(Selected excerpt)
The government in Hong Kong urged the public not to eat a brand of readymade beef lasagna imported from Europe on Friday, after horse DNA was detected in the product, which might also contain veterinary drugs that are unsafe for human consumption.
The Centre for Food Safety (CFS) of the Food and Environmental Hygiene Department of Hong Kong said on its website it had ordered a halt to the sale of imported Findus Beef Lasagna.
A spokesman of the CFS advised consumers who have purchased the product, regardless of the batch, not to consume it and anyone feeling unwell after having eaten the product should report it to the center. No reports or complaints have been received.
The centre said the Rapid Alert System for Food and Feed (RASFF) of the European Commission detected horse DNA in the beef lasagna, which is produced by a British company and packaged by the French food-processing company Comigel in Luxembourg.
The centre also said it is awaiting test results for the equine painkiller phenylbutazone, also known as "bute." The British company is voluntarily recalling the affected product, which were imported to Hong Kong.
The importer ParknShop, a Hong Kong-based supermarket chain, has over 260 stores in Hong Kong, Macao and the Chinese mainland. ParknShop and its subsidiary outlets, Great and Taste, sold the 360 gram packs of Findus Beef Lasagna at its stores throughout Hong Kong
The center said the retailer had stopped selling the affected product and initiated a recall.
A spokeswoman for the chain declined to say how many boxes it had imported, sold or recalled, reported the Hong Kong-based newspaper South China Morning Post on Saturday.
CFS staff have conducted checks at other retail outlets in Hong Kong and, so far, found no affected product available for sale.
The centre said it will continue to monitor the situation and order appropriate follow-up action.
The horsemeat scandal has spread throughout Europe over the past month. Member states of the European Union reached an agreement on a plan to control fraudulently labeled meats in the food market, the Xinhua News Agency reported on Wednesday.

(Data records)
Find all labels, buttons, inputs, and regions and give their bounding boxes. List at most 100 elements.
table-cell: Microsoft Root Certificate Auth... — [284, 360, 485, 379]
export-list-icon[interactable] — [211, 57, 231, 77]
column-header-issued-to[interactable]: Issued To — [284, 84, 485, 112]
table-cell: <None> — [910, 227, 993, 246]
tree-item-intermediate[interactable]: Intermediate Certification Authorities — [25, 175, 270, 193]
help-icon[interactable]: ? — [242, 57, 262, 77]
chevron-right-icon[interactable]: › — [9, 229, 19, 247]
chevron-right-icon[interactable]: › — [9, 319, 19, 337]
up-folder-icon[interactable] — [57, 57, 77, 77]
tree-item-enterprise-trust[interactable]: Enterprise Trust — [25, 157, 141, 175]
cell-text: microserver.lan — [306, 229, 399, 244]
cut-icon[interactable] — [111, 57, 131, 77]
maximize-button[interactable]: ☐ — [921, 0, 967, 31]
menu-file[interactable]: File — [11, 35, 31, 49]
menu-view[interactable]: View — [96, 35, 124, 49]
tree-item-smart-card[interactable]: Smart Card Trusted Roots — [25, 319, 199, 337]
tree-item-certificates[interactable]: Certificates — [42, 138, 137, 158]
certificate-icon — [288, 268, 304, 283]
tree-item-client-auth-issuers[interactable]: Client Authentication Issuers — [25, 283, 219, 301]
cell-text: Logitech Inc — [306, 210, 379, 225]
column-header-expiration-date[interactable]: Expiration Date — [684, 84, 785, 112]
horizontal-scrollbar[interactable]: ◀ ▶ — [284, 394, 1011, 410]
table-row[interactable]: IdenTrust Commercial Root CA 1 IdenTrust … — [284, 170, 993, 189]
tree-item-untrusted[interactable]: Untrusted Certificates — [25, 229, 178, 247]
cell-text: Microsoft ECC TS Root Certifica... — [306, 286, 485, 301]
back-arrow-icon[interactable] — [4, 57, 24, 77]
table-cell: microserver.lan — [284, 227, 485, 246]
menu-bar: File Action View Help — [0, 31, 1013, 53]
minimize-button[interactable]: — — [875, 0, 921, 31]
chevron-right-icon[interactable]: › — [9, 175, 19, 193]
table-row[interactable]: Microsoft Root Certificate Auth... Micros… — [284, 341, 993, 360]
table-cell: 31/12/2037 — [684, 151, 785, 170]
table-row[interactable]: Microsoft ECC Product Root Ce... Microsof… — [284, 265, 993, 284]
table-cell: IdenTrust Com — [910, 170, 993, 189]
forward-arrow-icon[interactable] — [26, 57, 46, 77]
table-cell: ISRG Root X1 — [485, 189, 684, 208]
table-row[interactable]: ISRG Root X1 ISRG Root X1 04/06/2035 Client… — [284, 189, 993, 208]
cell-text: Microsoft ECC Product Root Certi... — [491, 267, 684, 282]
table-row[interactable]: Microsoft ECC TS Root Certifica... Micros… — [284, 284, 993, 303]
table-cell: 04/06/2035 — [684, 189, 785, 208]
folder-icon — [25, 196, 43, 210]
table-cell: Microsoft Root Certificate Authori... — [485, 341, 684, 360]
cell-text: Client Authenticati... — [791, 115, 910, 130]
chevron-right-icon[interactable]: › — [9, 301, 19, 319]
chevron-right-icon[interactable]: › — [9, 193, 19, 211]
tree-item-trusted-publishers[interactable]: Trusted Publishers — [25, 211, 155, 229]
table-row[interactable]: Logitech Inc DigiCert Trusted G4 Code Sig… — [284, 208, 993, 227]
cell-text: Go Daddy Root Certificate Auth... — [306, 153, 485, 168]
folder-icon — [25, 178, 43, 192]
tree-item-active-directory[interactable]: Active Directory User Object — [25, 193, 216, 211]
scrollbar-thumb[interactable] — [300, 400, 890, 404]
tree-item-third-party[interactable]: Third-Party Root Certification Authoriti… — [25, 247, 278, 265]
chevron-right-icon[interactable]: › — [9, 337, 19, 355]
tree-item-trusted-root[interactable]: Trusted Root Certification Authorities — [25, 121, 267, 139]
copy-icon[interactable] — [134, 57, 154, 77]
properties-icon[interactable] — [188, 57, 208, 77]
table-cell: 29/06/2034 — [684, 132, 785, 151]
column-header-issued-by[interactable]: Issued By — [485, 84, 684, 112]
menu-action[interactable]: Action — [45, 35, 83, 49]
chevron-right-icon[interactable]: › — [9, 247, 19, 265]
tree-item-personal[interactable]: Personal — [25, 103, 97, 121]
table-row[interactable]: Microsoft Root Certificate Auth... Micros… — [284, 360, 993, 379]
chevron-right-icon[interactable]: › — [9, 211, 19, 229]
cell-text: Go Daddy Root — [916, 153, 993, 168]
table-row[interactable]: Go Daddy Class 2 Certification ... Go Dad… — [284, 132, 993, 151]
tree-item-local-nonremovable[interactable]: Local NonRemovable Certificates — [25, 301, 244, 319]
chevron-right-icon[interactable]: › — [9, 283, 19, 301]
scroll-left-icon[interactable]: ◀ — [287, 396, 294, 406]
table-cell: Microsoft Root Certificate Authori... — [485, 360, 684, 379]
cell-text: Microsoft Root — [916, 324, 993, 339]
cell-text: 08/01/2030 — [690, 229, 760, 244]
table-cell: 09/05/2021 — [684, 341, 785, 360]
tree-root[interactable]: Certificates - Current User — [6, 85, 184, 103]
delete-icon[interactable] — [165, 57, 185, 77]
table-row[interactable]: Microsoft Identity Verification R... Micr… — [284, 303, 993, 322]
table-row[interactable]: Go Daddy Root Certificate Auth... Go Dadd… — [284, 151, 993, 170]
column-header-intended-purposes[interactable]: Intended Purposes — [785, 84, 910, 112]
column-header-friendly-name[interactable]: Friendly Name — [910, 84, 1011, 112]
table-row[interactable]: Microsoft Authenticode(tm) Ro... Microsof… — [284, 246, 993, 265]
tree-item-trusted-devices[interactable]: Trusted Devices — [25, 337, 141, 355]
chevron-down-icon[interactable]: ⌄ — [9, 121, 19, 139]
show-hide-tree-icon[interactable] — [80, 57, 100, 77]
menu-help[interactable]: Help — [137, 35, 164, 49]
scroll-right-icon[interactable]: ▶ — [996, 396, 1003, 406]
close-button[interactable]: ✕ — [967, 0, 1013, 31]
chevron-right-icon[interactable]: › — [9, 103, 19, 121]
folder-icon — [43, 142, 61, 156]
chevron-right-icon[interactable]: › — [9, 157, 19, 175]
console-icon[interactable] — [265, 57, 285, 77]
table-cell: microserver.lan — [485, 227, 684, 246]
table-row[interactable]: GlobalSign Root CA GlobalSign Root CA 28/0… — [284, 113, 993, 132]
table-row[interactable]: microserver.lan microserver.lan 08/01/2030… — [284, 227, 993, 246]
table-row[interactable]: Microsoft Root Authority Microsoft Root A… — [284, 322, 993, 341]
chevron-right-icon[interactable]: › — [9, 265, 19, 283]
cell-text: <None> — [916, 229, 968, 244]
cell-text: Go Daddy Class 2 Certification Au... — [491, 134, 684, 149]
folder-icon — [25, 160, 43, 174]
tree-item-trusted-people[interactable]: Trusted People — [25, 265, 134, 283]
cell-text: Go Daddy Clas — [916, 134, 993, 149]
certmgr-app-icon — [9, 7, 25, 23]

(What you are asked to do)
Please reproduce verbatim the stretch of the article about the lasagna recall in Hong Kong from "A spokeswoman for" through "reported on Wednesday.". Rely only on the article about the lasagna recall in Hong Kong and on nothing else.

(Response box)
A spokeswoman for the chain declined to say how many boxes it had imported, sold or recalled, reported the Hong Kong-based newspaper South China Morning Post on Saturday.
CFS staff have conducted checks at other retail outlets in Hong Kong and, so far, found no affected product available for sale.
The centre said it will continue to monitor the situation and order appropriate follow-up action.
The horsemeat scandal has spread throughout Europe over the past month. Member states of the European Union reached an agreement on a plan to control fraudulently labeled meats in the food market, the Xinhua News Agency reported on Wednesday.